GOAL:
Return every line of the data below that includes the string "text".

(Collected data)
□ □ □ □ □
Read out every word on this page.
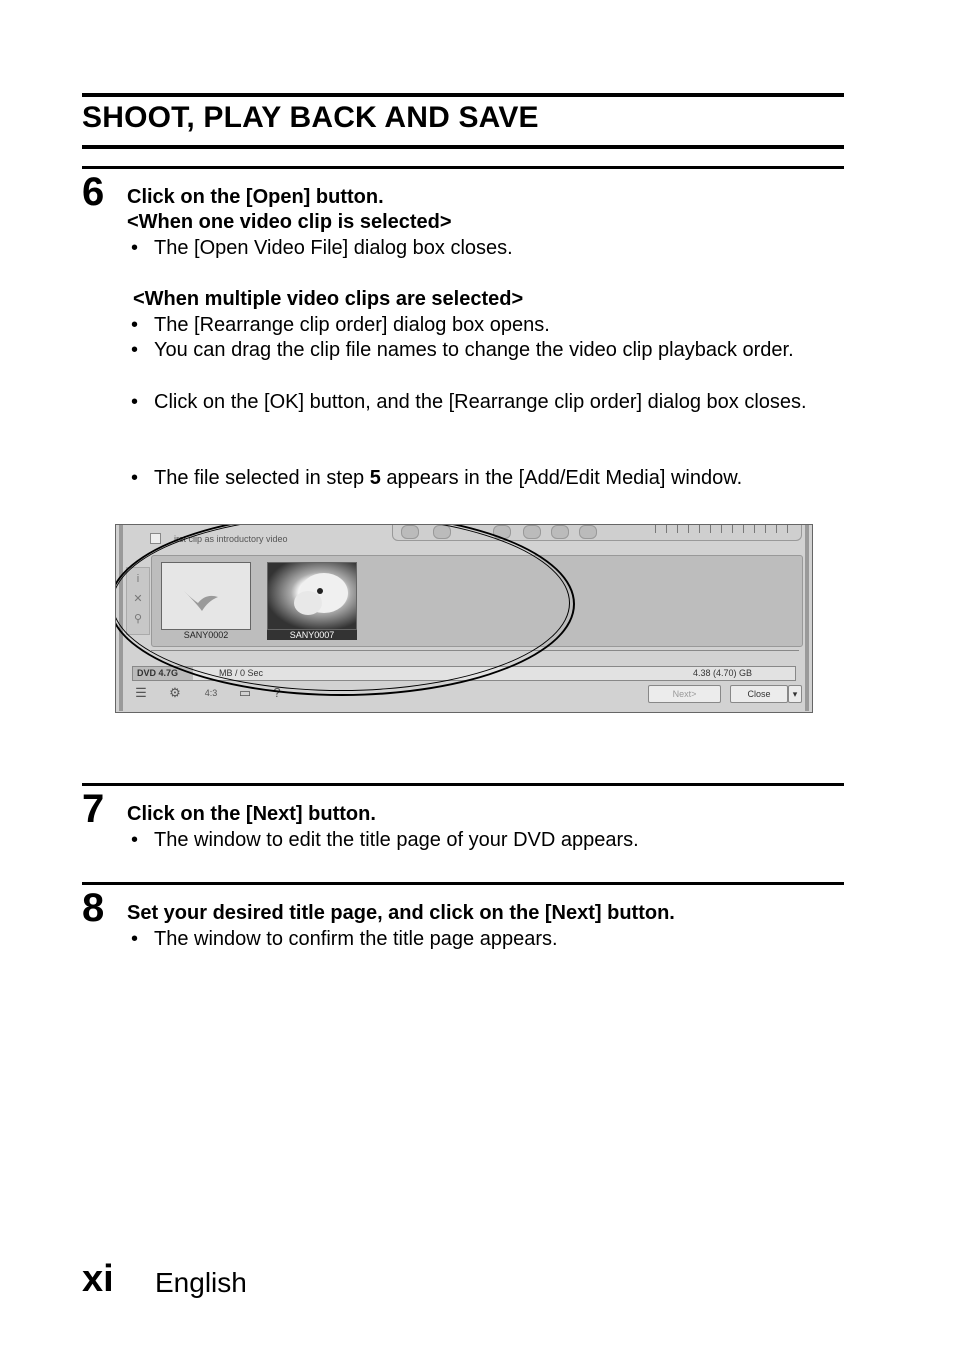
SHOOT, PLAY BACK AND SAVE
6 Click on the [Open] button.
<When one video clip is selected>
• The [Open Video File] dialog box closes.
<When multiple video clips are selected>
• The [Rearrange clip order] dialog box opens.
• You can drag the clip file names to change the video clip playback order.
• Click on the [OK] button, and the [Rearrange clip order] dialog box closes.
• The file selected in step 5 appears in the [Add/Edit Media] window.
irst clip as introductory video
i
✕
⚲
SANY0002	SANY0007
DVD 4.7G	MB / 0 Sec	4.38 (4.70) GB
☰	⚙	4:3	▭	?	Next>	Close	▾
7 Click on the [Next] button.
• The window to edit the title page of your DVD appears.
8 Set your desired title page, and click on the [Next] button.
• The window to confirm the title page appears.
xi English
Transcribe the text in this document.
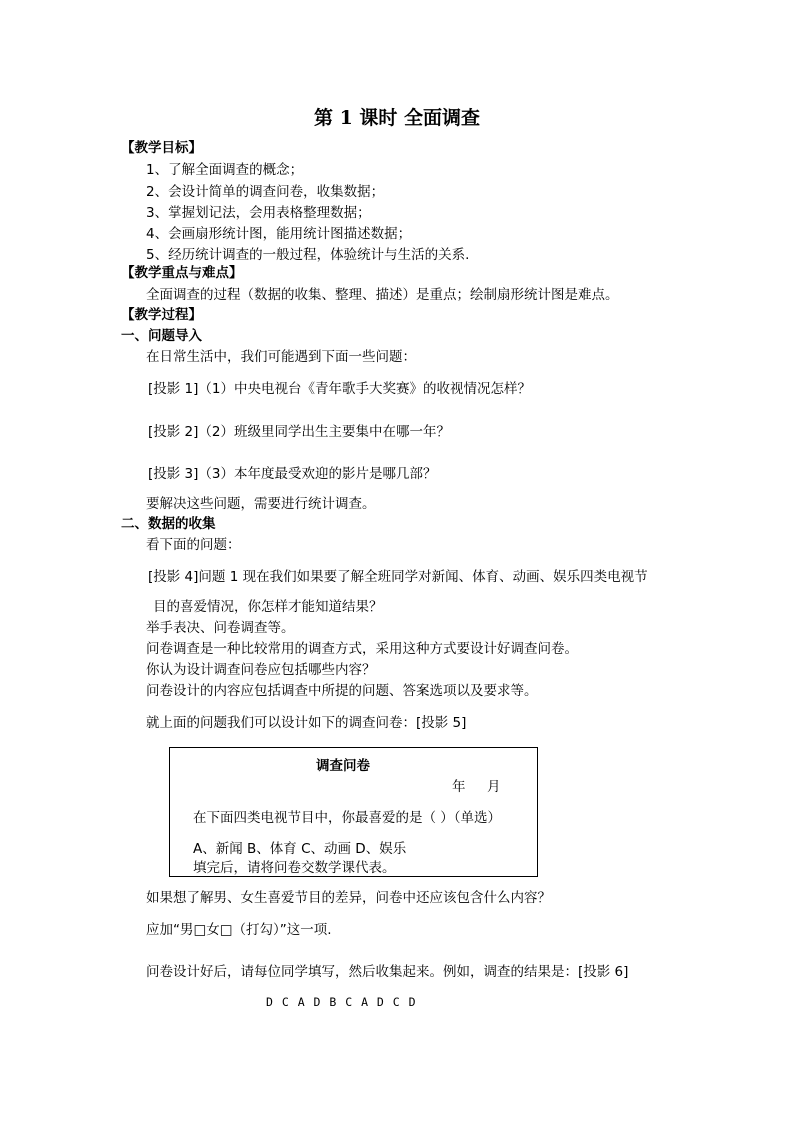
第 1 课时 全面调查
【教学目标】
1、了解全面调查的概念；
2、会设计简单的调查问卷，收集数据；
3、掌握划记法，会用表格整理数据；
4、会画扇形统计图，能用统计图描述数据；
5、经历统计调查的一般过程，体验统计与生活的关系.
【教学重点与难点】
全面调查的过程（数据的收集、整理、描述）是重点；绘制扇形统计图是难点。
【教学过程】
一、问题导入
在日常生活中，我们可能遇到下面一些问题：
[投影 1]（1）中央电视台《青年歌手大奖赛》的收视情况怎样？
[投影 2]（2）班级里同学出生主要集中在哪一年？
[投影 3]（3）本年度最受欢迎的影片是哪几部？
要解决这些问题，需要进行统计调查。
二、数据的收集
看下面的问题：
[投影 4]问题 1 现在我们如果要了解全班同学对新闻、体育、动画、娱乐四类电视节
目的喜爱情况，你怎样才能知道结果？
举手表决、问卷调查等。
问卷调查是一种比较常用的调查方式，采用这种方式要设计好调查问卷。
你认为设计调查问卷应包括哪些内容？
问卷设计的内容应包括调查中所提的问题、答案选项以及要求等。
就上面的问题我们可以设计如下的调查问卷：[投影 5]
调查问卷
年 月
在下面四类电视节目中，你最喜爱的是（ ）（单选）
A、新闻 B、体育 C、动画 D、娱乐
填完后，请将问卷交数学课代表。
如果想了解男、女生喜爱节目的差异，问卷中还应该包含什么内容？
应加“男□女□（打勾）”这一项.
问卷设计好后，请每位同学填写，然后收集起来。例如，调查的结果是：[投影 6]
D C A D B C A D C D
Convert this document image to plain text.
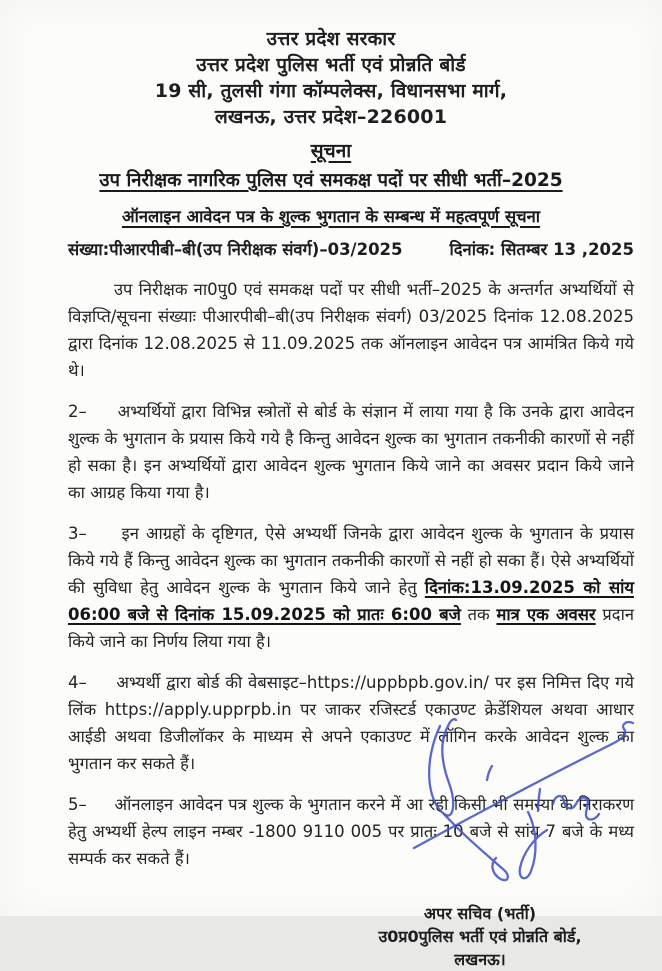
उत्तर प्रदेश सरकार
उत्तर प्रदेश पुलिस भर्ती एवं प्रोन्नति बोर्ड
19 सी, तुलसी गंगा कॉम्पलेक्स, विधानसभा मार्ग,
लखनऊ, उत्तर प्रदेश–226001
सूचना
उप निरीक्षक नागरिक पुलिस एवं समकक्ष पदों पर सीधी भर्ती–2025
ऑनलाइन आवेदन पत्र के शुल्क भुगतान के सम्बन्ध में महत्वपूर्ण सूचना
संख्या:पीआरपीबी–बी(उप निरीक्षक संवर्ग)–03/2025	दिनांक: सितम्बर 13 ,2025
उप निरीक्षक ना0पु0 एवं समकक्ष पदों पर सीधी भर्ती–2025 के अन्तर्गत अभ्यर्थियों से विज्ञप्ति/सूचना संख्याः पीआरपीबी–बी(उप निरीक्षक संवर्ग) 03/2025 दिनांक 12.08.2025 द्वारा दिनांक 12.08.2025 से 11.09.2025 तक ऑनलाइन आवेदन पत्र आमंत्रित किये गये थे।
2–     अभ्यर्थियों द्वारा विभिन्न स्त्रोतों से बोर्ड के संज्ञान में लाया गया है कि उनके द्वारा आवेदन शुल्क के भुगतान के प्रयास किये गये है किन्तु आवेदन शुल्क का भुगतान तकनीकी कारणों से नहीं हो सका है। इन अभ्यर्थियों द्वारा आवेदन शुल्क भुगतान किये जाने का अवसर प्रदान किये जाने का आग्रह किया गया है।
3–     इन आग्रहों के दृष्टिगत, ऐसे अभ्यर्थी जिनके द्वारा आवेदन शुल्क के भुगतान के प्रयास किये गये हैं किन्तु आवेदन शुल्क का भुगतान तकनीकी कारणों से नहीं हो सका हैं। ऐसे अभ्यर्थियों की सुविधा हेतु आवेदन शुल्क के भुगतान किये जाने हेतु दिनांक:13.09.2025 को सांय 06:00 बजे से दिनांक 15.09.2025 को प्रातः 6:00 बजे तक मात्र एक अवसर प्रदान किये जाने का निर्णय लिया गया है।
4–     अभ्यर्थी द्वारा बोर्ड की वेबसाइट–https://uppbpb.gov.in/ पर इस निमित्त दिए गये लिंक https://apply.upprpb.in पर जाकर रजिस्टर्ड एकाउण्ट क्रेडेंशियल अथवा आधार आईडी अथवा डिजीलॉकर के माध्यम से अपने एकाउण्ट में लॉगिन करके आवेदन शुल्क का भुगतान कर सकते हैं।
5–     ऑनलाइन आवेदन पत्र शुल्क के भुगतान करने में आ रही किसी भी समस्या के निराकरण हेतु अभ्यर्थी हेल्प लाइन नम्बर -1800 9110 005 पर प्रातः 10 बजे से सांय 7 बजे के मध्य सम्पर्क कर सकते हैं।
अपर सचिव (भर्ती)
उ0प्र0पुलिस भर्ती एवं प्रोन्नति बोर्ड,
लखनऊ।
□ □ □ □ □
RESULT OF THE EXERCISE:
Transcribe the text in this document.
Convert this document image to plain text.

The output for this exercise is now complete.